**What is expected:**
Every line below that contains "this" is to be copied.

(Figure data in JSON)
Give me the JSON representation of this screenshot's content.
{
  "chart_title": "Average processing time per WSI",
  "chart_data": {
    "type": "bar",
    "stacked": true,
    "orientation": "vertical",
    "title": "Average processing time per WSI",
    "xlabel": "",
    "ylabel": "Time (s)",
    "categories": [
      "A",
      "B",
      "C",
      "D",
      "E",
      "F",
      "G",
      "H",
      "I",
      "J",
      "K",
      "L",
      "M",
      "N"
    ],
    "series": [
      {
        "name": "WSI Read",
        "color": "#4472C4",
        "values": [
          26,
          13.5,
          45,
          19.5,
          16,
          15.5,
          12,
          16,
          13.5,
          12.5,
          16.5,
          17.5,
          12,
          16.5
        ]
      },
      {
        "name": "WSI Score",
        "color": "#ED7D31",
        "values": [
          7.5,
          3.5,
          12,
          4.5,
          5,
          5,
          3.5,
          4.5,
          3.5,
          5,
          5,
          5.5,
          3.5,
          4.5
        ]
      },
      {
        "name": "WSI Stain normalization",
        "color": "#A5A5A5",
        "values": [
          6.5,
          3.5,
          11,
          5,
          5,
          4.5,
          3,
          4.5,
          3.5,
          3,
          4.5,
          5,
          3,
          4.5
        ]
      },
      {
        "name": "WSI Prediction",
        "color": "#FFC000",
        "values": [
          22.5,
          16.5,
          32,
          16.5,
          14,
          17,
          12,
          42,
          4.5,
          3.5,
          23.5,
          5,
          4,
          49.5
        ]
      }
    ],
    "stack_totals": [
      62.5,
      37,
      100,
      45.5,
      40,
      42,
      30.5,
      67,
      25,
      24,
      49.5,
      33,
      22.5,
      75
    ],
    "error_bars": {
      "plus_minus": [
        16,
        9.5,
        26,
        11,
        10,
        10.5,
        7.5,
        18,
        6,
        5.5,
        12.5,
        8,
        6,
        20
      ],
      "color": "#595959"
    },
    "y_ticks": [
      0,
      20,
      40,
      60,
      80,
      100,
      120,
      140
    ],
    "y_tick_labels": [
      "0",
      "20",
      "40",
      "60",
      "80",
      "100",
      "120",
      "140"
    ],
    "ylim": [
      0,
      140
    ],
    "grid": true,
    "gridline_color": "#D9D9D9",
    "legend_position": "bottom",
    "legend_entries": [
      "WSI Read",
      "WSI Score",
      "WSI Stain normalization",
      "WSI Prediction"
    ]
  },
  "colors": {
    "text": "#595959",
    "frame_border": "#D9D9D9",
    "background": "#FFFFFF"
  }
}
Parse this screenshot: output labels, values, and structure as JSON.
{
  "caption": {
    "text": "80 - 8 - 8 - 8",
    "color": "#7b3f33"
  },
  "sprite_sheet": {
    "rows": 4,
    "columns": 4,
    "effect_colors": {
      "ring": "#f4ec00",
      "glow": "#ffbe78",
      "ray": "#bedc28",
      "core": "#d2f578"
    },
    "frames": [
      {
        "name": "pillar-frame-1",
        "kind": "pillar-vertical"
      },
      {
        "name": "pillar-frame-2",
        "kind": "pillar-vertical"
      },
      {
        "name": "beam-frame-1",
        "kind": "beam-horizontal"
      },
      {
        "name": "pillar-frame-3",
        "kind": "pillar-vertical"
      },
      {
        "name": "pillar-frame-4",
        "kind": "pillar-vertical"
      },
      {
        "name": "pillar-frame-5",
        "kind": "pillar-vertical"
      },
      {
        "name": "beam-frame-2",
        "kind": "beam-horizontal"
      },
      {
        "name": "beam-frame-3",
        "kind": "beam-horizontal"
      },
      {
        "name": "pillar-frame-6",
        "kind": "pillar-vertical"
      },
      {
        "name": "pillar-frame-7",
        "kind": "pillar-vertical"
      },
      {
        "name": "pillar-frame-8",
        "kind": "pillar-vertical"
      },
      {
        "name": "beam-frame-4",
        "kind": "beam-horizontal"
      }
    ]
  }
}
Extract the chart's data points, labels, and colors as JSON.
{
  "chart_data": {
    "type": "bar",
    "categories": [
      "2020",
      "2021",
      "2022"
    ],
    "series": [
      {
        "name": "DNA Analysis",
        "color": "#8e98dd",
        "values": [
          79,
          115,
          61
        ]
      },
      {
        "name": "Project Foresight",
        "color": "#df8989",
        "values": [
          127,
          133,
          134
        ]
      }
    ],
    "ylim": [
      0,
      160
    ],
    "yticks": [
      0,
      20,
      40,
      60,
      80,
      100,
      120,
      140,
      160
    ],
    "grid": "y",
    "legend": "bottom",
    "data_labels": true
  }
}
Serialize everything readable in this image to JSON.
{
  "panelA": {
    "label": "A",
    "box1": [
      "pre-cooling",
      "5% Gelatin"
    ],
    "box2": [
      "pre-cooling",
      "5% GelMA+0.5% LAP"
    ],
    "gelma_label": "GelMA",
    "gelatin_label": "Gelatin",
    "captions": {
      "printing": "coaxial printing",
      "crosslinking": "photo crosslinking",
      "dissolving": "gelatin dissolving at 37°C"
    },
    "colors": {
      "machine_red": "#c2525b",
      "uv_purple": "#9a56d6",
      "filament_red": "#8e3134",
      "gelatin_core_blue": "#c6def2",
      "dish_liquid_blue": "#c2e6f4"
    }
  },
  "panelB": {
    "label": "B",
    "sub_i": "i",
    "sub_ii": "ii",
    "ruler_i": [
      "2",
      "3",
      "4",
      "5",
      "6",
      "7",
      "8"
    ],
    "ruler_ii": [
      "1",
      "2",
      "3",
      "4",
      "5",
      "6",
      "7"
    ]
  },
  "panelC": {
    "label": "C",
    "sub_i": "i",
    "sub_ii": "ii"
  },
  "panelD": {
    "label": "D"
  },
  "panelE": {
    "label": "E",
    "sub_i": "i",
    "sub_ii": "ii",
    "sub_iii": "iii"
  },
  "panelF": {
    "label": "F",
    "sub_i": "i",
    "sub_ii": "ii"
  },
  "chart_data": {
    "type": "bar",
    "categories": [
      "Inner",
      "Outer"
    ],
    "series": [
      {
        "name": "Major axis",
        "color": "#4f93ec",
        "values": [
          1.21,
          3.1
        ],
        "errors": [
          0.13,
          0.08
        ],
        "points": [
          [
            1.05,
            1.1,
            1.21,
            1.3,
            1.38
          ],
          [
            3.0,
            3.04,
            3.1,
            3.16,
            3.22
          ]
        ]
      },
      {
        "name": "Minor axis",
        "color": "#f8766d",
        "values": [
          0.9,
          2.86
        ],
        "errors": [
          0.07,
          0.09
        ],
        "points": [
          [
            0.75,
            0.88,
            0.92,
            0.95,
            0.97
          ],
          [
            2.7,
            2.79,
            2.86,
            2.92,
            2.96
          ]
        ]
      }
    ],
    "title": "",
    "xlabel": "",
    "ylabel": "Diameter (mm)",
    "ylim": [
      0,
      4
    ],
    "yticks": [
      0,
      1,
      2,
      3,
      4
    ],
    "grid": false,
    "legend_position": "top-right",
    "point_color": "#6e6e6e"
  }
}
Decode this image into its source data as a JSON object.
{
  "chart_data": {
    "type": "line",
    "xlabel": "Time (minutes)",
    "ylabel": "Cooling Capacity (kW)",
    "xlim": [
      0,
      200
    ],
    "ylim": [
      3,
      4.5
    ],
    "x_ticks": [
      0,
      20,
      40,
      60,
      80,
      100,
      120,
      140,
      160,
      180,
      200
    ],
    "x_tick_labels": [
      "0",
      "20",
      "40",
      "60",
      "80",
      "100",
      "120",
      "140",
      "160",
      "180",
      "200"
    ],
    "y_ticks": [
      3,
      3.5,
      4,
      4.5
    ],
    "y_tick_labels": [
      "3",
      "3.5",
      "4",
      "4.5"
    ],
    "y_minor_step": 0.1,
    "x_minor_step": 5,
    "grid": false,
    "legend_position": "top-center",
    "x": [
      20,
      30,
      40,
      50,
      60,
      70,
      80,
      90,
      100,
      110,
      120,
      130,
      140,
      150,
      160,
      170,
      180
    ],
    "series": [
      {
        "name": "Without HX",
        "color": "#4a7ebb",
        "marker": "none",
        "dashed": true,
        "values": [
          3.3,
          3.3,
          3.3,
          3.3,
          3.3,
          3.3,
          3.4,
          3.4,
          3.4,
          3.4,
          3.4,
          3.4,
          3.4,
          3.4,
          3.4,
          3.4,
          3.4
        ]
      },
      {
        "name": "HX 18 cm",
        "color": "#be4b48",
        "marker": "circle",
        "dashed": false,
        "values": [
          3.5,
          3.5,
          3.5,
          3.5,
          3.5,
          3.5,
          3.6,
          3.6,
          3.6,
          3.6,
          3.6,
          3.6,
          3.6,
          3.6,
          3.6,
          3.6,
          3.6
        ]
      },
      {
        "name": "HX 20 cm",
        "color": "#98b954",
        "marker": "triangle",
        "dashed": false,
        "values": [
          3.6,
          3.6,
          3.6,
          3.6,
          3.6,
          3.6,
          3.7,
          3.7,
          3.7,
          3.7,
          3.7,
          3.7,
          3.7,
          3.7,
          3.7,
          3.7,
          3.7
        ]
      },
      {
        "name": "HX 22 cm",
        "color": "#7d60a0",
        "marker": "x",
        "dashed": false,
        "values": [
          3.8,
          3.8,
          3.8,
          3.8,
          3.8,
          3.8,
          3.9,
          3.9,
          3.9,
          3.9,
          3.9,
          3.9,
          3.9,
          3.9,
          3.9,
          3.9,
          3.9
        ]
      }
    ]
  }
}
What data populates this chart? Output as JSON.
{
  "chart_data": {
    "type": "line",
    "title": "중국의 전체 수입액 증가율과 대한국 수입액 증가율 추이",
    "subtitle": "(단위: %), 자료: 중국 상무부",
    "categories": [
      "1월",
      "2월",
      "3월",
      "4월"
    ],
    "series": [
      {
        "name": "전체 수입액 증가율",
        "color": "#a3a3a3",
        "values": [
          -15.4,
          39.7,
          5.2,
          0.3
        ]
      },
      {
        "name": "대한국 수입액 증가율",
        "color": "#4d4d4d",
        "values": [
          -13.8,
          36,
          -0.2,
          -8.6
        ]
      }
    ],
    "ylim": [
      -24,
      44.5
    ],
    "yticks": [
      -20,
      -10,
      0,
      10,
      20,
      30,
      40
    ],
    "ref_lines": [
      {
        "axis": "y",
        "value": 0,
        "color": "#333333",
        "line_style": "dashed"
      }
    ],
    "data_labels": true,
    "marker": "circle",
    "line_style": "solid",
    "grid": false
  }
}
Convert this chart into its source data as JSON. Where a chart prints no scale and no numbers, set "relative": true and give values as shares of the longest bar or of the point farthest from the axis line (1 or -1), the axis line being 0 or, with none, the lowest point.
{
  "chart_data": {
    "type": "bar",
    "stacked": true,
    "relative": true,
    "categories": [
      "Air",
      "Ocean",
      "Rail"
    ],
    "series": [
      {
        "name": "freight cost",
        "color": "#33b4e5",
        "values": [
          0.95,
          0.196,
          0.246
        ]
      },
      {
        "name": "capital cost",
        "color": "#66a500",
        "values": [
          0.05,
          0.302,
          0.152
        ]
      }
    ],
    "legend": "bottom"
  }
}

**Full response:**
Give me the JSON representation of this screenshot's content.
Parse this screenshot: output labels, values, and structure as JSON.
Serialize everything readable in this image to JSON.
Decode this image into its source data as a JSON object.
What data populates this chart? Output as JSON.
Convert this chart into its source data as JSON. Where a chart prints no scale and no numbers, set "relative": true and give values as shares of the longest bar or of the point farthest from the axis line (1 or -1), the axis line being 0 or, with none, the lowest point.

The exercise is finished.